═══ EXERCISE MATERIAL

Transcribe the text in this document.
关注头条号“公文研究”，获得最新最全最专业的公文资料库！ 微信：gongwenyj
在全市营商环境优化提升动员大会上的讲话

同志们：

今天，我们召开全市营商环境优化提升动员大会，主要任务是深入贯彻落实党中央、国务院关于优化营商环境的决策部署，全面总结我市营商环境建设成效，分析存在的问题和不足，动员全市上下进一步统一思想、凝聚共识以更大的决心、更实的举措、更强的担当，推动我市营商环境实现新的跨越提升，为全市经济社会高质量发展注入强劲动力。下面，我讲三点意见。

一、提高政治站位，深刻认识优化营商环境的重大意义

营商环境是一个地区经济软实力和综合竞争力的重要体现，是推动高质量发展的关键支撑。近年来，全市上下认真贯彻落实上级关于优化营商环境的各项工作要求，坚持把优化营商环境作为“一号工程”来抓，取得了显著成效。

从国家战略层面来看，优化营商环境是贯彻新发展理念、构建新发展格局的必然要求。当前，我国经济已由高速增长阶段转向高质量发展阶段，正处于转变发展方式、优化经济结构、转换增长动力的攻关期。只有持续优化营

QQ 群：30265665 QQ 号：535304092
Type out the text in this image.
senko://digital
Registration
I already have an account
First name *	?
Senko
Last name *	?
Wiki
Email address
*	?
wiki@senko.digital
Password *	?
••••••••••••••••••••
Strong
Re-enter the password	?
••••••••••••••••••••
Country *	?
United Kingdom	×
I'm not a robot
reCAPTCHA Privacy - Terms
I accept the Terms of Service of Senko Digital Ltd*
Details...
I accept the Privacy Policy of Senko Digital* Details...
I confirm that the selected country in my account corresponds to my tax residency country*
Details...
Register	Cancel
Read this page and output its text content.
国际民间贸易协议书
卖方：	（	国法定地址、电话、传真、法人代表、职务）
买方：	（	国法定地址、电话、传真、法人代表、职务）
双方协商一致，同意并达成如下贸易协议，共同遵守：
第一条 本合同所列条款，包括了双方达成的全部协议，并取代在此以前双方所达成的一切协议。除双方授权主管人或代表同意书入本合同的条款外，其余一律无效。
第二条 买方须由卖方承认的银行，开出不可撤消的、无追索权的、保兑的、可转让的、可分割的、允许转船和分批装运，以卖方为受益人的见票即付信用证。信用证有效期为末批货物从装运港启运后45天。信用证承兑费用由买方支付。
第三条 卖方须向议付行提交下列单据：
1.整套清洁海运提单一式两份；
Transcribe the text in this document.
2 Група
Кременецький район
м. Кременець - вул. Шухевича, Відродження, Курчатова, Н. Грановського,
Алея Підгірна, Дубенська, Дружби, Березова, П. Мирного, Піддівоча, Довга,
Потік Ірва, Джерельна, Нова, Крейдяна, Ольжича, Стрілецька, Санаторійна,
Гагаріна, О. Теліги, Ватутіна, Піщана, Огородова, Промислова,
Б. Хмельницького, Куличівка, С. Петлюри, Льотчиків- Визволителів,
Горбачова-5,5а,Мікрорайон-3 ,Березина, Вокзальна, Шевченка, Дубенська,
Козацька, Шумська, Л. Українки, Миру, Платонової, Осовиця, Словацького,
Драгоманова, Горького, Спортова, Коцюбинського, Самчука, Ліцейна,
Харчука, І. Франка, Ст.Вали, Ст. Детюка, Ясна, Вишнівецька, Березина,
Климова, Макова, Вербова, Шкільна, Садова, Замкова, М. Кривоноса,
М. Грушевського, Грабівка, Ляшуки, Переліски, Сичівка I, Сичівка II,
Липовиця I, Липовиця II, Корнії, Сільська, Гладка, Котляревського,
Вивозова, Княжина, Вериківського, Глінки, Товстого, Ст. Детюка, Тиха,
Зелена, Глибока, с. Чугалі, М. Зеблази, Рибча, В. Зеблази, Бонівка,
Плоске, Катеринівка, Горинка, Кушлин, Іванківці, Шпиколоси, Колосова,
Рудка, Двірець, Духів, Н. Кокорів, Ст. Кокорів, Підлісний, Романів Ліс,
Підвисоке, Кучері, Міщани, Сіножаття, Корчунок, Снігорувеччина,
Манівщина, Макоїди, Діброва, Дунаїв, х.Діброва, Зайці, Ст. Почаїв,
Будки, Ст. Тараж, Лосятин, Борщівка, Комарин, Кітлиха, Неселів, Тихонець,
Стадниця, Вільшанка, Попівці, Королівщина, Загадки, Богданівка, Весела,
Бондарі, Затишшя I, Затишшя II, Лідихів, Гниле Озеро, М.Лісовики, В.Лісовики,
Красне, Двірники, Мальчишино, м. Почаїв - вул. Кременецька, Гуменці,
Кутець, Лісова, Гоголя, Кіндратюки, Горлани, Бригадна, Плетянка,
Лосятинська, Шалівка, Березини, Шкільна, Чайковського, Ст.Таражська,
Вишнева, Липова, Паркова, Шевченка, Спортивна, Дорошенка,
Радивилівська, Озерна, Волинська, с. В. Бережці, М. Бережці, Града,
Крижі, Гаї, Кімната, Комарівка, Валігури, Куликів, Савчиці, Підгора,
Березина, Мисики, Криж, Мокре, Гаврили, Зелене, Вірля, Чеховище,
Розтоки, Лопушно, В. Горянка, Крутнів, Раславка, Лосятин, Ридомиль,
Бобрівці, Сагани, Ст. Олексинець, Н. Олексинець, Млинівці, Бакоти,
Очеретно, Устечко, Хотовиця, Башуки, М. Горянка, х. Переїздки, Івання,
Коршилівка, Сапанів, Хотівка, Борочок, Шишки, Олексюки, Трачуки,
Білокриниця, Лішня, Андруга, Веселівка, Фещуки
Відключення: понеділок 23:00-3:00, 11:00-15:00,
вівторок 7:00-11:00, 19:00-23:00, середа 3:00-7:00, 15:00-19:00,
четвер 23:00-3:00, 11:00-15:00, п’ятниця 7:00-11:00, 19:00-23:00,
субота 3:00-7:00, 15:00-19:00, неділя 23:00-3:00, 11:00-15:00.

══════

▸ **EXERCISE OBJECTIVE**
Set every line of the listing down word for word.

▸ **THE COMPLETED TASK**
Transcribe the text in this document.
关注头条号“公文研究”，获得最新最全最专业的公文资料库！ 微信：gongwenyj
在全市营商环境优化提升动员大会上的讲话

同志们：

今天，我们召开全市营商环境优化提升动员大会，主要任务是深入贯彻落实党中央、国务院关于优化营商环境的决策部署，全面总结我市营商环境建设成效，分析存在的问题和不足，动员全市上下进一步统一思想、凝聚共识以更大的决心、更实的举措、更强的担当，推动我市营商环境实现新的跨越提升，为全市经济社会高质量发展注入强劲动力。下面，我讲三点意见。

一、提高政治站位，深刻认识优化营商环境的重大意义

营商环境是一个地区经济软实力和综合竞争力的重要体现，是推动高质量发展的关键支撑。近年来，全市上下认真贯彻落实上级关于优化营商环境的各项工作要求，坚持把优化营商环境作为“一号工程”来抓，取得了显著成效。

从国家战略层面来看，优化营商环境是贯彻新发展理念、构建新发展格局的必然要求。当前，我国经济已由高速增长阶段转向高质量发展阶段，正处于转变发展方式、优化经济结构、转换增长动力的攻关期。只有持续优化营

QQ 群：30265665 QQ 号：535304092
Type out the text in this image.
senko://digital
Registration
I already have an account
First name *	?
Senko
Last name *	?
Wiki
Email address
*	?
wiki@senko.digital
Password *	?
••••••••••••••••••••
Strong
Re-enter the password	?
••••••••••••••••••••
Country *	?
United Kingdom	×
I'm not a robot
reCAPTCHA Privacy - Terms
I accept the Terms of Service of Senko Digital Ltd*
Details...
I accept the Privacy Policy of Senko Digital* Details...
I confirm that the selected country in my account corresponds to my tax residency country*
Details...
Register	Cancel
Read this page and output its text content.
国际民间贸易协议书
卖方：	（	国法定地址、电话、传真、法人代表、职务）
买方：	（	国法定地址、电话、传真、法人代表、职务）
双方协商一致，同意并达成如下贸易协议，共同遵守：
第一条 本合同所列条款，包括了双方达成的全部协议，并取代在此以前双方所达成的一切协议。除双方授权主管人或代表同意书入本合同的条款外，其余一律无效。
第二条 买方须由卖方承认的银行，开出不可撤消的、无追索权的、保兑的、可转让的、可分割的、允许转船和分批装运，以卖方为受益人的见票即付信用证。信用证有效期为末批货物从装运港启运后45天。信用证承兑费用由买方支付。
第三条 卖方须向议付行提交下列单据：
1.整套清洁海运提单一式两份；
Transcribe the text in this document.
2 Група
Кременецький район
м. Кременець - вул. Шухевича, Відродження, Курчатова, Н. Грановського,
Алея Підгірна, Дубенська, Дружби, Березова, П. Мирного, Піддівоча, Довга,
Потік Ірва, Джерельна, Нова, Крейдяна, Ольжича, Стрілецька, Санаторійна,
Гагаріна, О. Теліги, Ватутіна, Піщана, Огородова, Промислова,
Б. Хмельницького, Куличівка, С. Петлюри, Льотчиків- Визволителів,
Горбачова-5,5а,Мікрорайон-3 ,Березина, Вокзальна, Шевченка, Дубенська,
Козацька, Шумська, Л. Українки, Миру, Платонової, Осовиця, Словацького,
Драгоманова, Горького, Спортова, Коцюбинського, Самчука, Ліцейна,
Харчука, І. Франка, Ст.Вали, Ст. Детюка, Ясна, Вишнівецька, Березина,
Климова, Макова, Вербова, Шкільна, Садова, Замкова, М. Кривоноса,
М. Грушевського, Грабівка, Ляшуки, Переліски, Сичівка I, Сичівка II,
Липовиця I, Липовиця II, Корнії, Сільська, Гладка, Котляревського,
Вивозова, Княжина, Вериківського, Глінки, Товстого, Ст. Детюка, Тиха,
Зелена, Глибока, с. Чугалі, М. Зеблази, Рибча, В. Зеблази, Бонівка,
Плоске, Катеринівка, Горинка, Кушлин, Іванківці, Шпиколоси, Колосова,
Рудка, Двірець, Духів, Н. Кокорів, Ст. Кокорів, Підлісний, Романів Ліс,
Підвисоке, Кучері, Міщани, Сіножаття, Корчунок, Снігорувеччина,
Манівщина, Макоїди, Діброва, Дунаїв, х.Діброва, Зайці, Ст. Почаїв,
Будки, Ст. Тараж, Лосятин, Борщівка, Комарин, Кітлиха, Неселів, Тихонець,
Стадниця, Вільшанка, Попівці, Королівщина, Загадки, Богданівка, Весела,
Бондарі, Затишшя I, Затишшя II, Лідихів, Гниле Озеро, М.Лісовики, В.Лісовики,
Красне, Двірники, Мальчишино, м. Почаїв - вул. Кременецька, Гуменці,
Кутець, Лісова, Гоголя, Кіндратюки, Горлани, Бригадна, Плетянка,
Лосятинська, Шалівка, Березини, Шкільна, Чайковського, Ст.Таражська,
Вишнева, Липова, Паркова, Шевченка, Спортивна, Дорошенка,
Радивилівська, Озерна, Волинська, с. В. Бережці, М. Бережці, Града,
Крижі, Гаї, Кімната, Комарівка, Валігури, Куликів, Савчиці, Підгора,
Березина, Мисики, Криж, Мокре, Гаврили, Зелене, Вірля, Чеховище,
Розтоки, Лопушно, В. Горянка, Крутнів, Раславка, Лосятин, Ридомиль,
Бобрівці, Сагани, Ст. Олексинець, Н. Олексинець, Млинівці, Бакоти,
Очеретно, Устечко, Хотовиця, Башуки, М. Горянка, х. Переїздки, Івання,
Коршилівка, Сапанів, Хотівка, Борочок, Шишки, Олексюки, Трачуки,
Білокриниця, Лішня, Андруга, Веселівка, Фещуки
Відключення: понеділок 23:00-3:00, 11:00-15:00,
вівторок 7:00-11:00, 19:00-23:00, середа 3:00-7:00, 15:00-19:00,
четвер 23:00-3:00, 11:00-15:00, п’ятниця 7:00-11:00, 19:00-23:00,
субота 3:00-7:00, 15:00-19:00, неділя 23:00-3:00, 11:00-15:00.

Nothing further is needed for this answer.